Saved entries:
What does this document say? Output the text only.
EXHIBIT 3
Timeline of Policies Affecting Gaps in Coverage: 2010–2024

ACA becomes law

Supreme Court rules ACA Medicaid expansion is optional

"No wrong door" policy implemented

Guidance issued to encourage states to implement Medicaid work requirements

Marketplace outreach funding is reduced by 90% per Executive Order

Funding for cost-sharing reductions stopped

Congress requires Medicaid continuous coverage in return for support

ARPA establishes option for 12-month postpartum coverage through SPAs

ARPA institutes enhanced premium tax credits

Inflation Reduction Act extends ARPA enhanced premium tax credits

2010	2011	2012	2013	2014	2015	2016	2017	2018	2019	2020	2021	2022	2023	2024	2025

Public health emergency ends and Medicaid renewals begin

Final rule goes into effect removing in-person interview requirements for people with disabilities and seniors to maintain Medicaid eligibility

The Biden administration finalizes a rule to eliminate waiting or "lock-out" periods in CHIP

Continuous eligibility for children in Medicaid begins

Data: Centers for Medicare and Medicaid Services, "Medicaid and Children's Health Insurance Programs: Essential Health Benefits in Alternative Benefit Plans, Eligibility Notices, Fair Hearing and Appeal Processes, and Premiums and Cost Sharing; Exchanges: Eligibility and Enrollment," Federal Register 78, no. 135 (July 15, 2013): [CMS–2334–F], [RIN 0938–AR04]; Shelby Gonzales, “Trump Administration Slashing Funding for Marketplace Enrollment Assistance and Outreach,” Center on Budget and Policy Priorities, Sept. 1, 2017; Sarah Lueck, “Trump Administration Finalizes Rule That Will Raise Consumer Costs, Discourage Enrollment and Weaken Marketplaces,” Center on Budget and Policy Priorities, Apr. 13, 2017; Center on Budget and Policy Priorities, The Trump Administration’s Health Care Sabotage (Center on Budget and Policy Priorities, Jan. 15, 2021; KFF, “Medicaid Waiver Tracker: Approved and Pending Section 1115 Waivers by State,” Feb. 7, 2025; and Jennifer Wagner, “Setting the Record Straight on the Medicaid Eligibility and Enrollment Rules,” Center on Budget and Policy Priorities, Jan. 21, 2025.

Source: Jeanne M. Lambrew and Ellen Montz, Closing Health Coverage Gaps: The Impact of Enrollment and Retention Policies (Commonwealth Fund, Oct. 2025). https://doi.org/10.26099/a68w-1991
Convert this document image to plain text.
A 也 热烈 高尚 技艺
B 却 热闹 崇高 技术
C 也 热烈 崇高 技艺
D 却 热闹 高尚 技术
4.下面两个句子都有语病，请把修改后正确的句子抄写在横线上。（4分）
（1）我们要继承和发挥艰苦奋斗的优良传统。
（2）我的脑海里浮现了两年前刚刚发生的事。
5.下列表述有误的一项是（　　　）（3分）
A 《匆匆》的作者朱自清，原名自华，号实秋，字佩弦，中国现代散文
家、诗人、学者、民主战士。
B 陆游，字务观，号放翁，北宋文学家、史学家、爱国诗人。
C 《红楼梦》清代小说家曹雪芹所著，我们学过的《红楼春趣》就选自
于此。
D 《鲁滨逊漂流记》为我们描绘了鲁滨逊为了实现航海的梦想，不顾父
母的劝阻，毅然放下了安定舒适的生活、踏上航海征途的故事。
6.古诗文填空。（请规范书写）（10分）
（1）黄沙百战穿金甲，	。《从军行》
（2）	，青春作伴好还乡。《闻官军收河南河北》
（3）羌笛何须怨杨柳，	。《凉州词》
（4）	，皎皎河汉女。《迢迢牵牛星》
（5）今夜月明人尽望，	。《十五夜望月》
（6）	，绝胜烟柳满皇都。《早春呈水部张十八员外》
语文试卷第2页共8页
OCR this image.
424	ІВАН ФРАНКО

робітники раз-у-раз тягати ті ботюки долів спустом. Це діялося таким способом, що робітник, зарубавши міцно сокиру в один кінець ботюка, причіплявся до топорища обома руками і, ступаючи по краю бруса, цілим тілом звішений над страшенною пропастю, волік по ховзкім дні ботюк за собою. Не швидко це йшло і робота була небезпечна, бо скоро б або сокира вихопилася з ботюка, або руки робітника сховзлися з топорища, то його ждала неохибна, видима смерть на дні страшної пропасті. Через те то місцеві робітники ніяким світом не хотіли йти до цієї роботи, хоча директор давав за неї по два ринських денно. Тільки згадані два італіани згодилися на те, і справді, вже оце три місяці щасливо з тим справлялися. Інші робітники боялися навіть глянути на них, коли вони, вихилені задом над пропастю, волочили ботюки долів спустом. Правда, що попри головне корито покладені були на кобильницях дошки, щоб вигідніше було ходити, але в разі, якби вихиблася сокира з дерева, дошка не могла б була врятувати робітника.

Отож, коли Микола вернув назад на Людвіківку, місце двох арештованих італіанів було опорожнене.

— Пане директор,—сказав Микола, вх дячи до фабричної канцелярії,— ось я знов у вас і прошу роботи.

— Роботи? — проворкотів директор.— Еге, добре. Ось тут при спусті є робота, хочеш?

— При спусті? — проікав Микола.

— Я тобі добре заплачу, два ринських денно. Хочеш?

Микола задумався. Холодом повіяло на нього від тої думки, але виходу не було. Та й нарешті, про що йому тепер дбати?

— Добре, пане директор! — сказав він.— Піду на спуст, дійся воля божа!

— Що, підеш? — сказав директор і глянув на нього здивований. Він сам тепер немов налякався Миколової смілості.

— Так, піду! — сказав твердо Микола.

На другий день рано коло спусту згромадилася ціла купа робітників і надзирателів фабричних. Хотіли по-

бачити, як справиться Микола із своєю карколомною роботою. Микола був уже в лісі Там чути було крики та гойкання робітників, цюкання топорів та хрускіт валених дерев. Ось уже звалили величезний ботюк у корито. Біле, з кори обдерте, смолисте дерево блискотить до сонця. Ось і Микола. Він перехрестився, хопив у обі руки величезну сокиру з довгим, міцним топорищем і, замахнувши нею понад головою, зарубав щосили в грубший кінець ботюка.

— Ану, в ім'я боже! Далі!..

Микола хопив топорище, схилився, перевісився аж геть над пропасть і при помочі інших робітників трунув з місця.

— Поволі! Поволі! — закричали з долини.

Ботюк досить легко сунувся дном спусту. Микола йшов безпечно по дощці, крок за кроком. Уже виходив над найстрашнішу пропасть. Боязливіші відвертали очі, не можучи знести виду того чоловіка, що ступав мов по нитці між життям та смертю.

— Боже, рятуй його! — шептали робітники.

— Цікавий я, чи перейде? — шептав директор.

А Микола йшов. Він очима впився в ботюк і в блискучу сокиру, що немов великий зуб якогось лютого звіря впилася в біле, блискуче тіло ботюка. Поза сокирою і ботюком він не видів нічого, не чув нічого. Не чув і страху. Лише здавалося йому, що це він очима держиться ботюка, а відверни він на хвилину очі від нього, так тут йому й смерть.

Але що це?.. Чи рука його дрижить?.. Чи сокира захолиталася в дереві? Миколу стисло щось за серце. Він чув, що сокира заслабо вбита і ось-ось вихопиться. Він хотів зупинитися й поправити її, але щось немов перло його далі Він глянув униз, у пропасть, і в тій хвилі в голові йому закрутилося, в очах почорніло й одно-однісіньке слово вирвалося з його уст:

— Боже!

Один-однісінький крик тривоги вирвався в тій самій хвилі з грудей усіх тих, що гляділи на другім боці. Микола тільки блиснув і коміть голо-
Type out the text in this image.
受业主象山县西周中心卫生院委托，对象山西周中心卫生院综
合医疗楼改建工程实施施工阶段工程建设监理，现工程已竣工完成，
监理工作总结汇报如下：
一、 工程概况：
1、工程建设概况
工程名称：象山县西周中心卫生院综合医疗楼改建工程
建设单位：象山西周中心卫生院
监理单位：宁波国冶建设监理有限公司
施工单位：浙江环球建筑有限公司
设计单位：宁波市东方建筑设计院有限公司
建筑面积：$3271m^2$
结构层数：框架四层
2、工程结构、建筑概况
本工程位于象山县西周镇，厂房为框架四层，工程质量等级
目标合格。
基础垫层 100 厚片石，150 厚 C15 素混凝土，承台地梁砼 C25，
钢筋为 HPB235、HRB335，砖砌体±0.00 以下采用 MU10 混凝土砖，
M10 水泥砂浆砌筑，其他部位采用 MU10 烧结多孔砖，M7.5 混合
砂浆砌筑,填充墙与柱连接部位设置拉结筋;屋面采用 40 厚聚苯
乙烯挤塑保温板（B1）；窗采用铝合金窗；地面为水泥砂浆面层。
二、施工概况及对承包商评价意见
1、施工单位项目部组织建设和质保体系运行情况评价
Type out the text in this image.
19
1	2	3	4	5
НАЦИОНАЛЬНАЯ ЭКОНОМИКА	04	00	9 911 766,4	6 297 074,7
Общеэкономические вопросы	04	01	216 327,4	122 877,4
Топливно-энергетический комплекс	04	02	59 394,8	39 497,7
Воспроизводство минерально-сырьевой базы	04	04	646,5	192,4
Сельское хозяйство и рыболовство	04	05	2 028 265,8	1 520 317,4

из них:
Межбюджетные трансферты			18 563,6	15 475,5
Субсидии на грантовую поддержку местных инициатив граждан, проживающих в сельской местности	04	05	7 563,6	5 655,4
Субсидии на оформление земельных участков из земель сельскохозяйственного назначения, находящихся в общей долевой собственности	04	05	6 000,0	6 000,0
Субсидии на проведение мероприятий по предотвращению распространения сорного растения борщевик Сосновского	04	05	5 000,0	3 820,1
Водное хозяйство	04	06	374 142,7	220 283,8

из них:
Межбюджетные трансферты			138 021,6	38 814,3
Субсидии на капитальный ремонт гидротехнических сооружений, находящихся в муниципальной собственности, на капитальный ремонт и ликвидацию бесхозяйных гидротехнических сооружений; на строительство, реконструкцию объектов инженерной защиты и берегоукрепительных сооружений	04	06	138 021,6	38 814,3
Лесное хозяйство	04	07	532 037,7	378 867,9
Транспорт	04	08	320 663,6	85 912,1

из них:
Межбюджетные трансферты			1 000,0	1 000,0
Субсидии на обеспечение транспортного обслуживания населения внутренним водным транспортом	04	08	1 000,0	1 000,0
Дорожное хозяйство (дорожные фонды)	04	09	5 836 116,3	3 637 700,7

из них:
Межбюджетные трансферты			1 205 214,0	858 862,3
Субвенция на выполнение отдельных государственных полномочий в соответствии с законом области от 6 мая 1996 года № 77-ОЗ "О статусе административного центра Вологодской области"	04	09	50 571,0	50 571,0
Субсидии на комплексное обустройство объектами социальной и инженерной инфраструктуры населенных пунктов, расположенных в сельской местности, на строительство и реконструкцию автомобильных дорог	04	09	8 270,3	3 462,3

THE REQUEST:
Examine the records and pull out every line where the string "ARPA" occurs.

OUTPUT BELOW:
ARPA establishes option for 12-month postpartum coverage through SPAs
ARPA institutes enhanced premium tax credits
Inflation Reduction Act extends ARPA enhanced premium tax credits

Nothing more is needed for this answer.